Entries with figure data
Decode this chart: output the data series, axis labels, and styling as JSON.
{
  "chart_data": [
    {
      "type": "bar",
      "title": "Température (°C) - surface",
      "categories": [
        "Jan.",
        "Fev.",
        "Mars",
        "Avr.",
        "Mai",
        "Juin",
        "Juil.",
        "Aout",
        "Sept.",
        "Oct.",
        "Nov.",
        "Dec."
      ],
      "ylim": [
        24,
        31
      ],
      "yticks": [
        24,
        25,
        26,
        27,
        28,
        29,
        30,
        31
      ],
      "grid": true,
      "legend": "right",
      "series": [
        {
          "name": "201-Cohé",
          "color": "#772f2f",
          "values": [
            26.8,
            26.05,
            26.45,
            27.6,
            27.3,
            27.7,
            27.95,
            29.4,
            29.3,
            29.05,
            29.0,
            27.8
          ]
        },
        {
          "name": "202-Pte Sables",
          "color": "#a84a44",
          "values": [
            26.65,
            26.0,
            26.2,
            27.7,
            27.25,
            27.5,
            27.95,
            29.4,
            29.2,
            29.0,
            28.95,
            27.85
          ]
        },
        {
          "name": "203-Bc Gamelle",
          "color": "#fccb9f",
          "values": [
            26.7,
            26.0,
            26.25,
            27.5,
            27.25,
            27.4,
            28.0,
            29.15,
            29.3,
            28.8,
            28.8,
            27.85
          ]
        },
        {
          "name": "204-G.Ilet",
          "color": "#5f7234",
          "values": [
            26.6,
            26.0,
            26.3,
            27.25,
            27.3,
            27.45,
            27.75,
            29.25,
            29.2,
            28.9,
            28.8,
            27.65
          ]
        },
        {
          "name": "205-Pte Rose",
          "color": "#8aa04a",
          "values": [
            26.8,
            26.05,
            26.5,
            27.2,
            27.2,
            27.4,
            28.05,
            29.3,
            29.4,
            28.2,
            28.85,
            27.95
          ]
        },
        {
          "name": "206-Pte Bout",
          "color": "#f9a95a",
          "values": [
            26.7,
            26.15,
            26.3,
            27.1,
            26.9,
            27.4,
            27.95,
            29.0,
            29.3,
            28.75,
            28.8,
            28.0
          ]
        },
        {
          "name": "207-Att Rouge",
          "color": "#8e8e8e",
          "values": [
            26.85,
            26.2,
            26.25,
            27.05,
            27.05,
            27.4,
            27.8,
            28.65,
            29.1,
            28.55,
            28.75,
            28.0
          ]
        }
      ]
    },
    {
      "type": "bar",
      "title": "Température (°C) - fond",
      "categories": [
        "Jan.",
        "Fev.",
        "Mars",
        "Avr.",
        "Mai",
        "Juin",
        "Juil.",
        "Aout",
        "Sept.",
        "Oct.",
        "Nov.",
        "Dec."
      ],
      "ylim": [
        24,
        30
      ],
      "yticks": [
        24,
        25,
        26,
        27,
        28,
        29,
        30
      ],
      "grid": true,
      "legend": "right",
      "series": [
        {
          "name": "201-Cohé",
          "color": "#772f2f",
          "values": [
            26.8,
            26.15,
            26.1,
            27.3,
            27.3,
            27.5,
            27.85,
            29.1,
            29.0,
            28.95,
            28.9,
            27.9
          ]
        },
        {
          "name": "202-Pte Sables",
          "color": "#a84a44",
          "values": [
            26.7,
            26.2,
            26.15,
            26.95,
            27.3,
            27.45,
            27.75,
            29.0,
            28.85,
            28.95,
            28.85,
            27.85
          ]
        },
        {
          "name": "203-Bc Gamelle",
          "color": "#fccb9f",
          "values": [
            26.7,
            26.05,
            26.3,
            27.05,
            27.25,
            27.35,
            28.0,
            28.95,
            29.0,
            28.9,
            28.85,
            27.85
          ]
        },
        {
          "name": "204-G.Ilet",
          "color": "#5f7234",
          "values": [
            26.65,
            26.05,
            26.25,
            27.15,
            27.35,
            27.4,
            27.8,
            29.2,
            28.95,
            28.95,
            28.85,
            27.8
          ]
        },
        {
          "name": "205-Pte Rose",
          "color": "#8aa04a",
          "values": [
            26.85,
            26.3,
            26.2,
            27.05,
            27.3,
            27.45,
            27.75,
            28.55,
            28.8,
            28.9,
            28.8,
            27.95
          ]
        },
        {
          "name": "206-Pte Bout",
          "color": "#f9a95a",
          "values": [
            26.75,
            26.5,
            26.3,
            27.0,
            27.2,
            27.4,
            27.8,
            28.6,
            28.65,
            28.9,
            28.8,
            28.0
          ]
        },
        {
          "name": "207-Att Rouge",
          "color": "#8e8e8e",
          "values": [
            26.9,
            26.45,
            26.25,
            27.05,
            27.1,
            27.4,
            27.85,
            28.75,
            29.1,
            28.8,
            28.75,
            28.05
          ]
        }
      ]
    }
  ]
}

### OBJECTIVE
Using the listing above, retype each line exactly.

### WRITTEN SOLUTION
Decode this chart: output the data series, axis labels, and styling as JSON.
{
  "chart_data": [
    {
      "type": "bar",
      "title": "Température (°C) - surface",
      "categories": [
        "Jan.",
        "Fev.",
        "Mars",
        "Avr.",
        "Mai",
        "Juin",
        "Juil.",
        "Aout",
        "Sept.",
        "Oct.",
        "Nov.",
        "Dec."
      ],
      "ylim": [
        24,
        31
      ],
      "yticks": [
        24,
        25,
        26,
        27,
        28,
        29,
        30,
        31
      ],
      "grid": true,
      "legend": "right",
      "series": [
        {
          "name": "201-Cohé",
          "color": "#772f2f",
          "values": [
            26.8,
            26.05,
            26.45,
            27.6,
            27.3,
            27.7,
            27.95,
            29.4,
            29.3,
            29.05,
            29.0,
            27.8
          ]
        },
        {
          "name": "202-Pte Sables",
          "color": "#a84a44",
          "values": [
            26.65,
            26.0,
            26.2,
            27.7,
            27.25,
            27.5,
            27.95,
            29.4,
            29.2,
            29.0,
            28.95,
            27.85
          ]
        },
        {
          "name": "203-Bc Gamelle",
          "color": "#fccb9f",
          "values": [
            26.7,
            26.0,
            26.25,
            27.5,
            27.25,
            27.4,
            28.0,
            29.15,
            29.3,
            28.8,
            28.8,
            27.85
          ]
        },
        {
          "name": "204-G.Ilet",
          "color": "#5f7234",
          "values": [
            26.6,
            26.0,
            26.3,
            27.25,
            27.3,
            27.45,
            27.75,
            29.25,
            29.2,
            28.9,
            28.8,
            27.65
          ]
        },
        {
          "name": "205-Pte Rose",
          "color": "#8aa04a",
          "values": [
            26.8,
            26.05,
            26.5,
            27.2,
            27.2,
            27.4,
            28.05,
            29.3,
            29.4,
            28.2,
            28.85,
            27.95
          ]
        },
        {
          "name": "206-Pte Bout",
          "color": "#f9a95a",
          "values": [
            26.7,
            26.15,
            26.3,
            27.1,
            26.9,
            27.4,
            27.95,
            29.0,
            29.3,
            28.75,
            28.8,
            28.0
          ]
        },
        {
          "name": "207-Att Rouge",
          "color": "#8e8e8e",
          "values": [
            26.85,
            26.2,
            26.25,
            27.05,
            27.05,
            27.4,
            27.8,
            28.65,
            29.1,
            28.55,
            28.75,
            28.0
          ]
        }
      ]
    },
    {
      "type": "bar",
      "title": "Température (°C) - fond",
      "categories": [
        "Jan.",
        "Fev.",
        "Mars",
        "Avr.",
        "Mai",
        "Juin",
        "Juil.",
        "Aout",
        "Sept.",
        "Oct.",
        "Nov.",
        "Dec."
      ],
      "ylim": [
        24,
        30
      ],
      "yticks": [
        24,
        25,
        26,
        27,
        28,
        29,
        30
      ],
      "grid": true,
      "legend": "right",
      "series": [
        {
          "name": "201-Cohé",
          "color": "#772f2f",
          "values": [
            26.8,
            26.15,
            26.1,
            27.3,
            27.3,
            27.5,
            27.85,
            29.1,
            29.0,
            28.95,
            28.9,
            27.9
          ]
        },
        {
          "name": "202-Pte Sables",
          "color": "#a84a44",
          "values": [
            26.7,
            26.2,
            26.15,
            26.95,
            27.3,
            27.45,
            27.75,
            29.0,
            28.85,
            28.95,
            28.85,
            27.85
          ]
        },
        {
          "name": "203-Bc Gamelle",
          "color": "#fccb9f",
          "values": [
            26.7,
            26.05,
            26.3,
            27.05,
            27.25,
            27.35,
            28.0,
            28.95,
            29.0,
            28.9,
            28.85,
            27.85
          ]
        },
        {
          "name": "204-G.Ilet",
          "color": "#5f7234",
          "values": [
            26.65,
            26.05,
            26.25,
            27.15,
            27.35,
            27.4,
            27.8,
            29.2,
            28.95,
            28.95,
            28.85,
            27.8
          ]
        },
        {
          "name": "205-Pte Rose",
          "color": "#8aa04a",
          "values": [
            26.85,
            26.3,
            26.2,
            27.05,
            27.3,
            27.45,
            27.75,
            28.55,
            28.8,
            28.9,
            28.8,
            27.95
          ]
        },
        {
          "name": "206-Pte Bout",
          "color": "#f9a95a",
          "values": [
            26.75,
            26.5,
            26.3,
            27.0,
            27.2,
            27.4,
            27.8,
            28.6,
            28.65,
            28.9,
            28.8,
            28.0
          ]
        },
        {
          "name": "207-Att Rouge",
          "color": "#8e8e8e",
          "values": [
            26.9,
            26.45,
            26.25,
            27.05,
            27.1,
            27.4,
            27.85,
            28.75,
            29.1,
            28.8,
            28.75,
            28.05
          ]
        }
      ]
    }
  ]
}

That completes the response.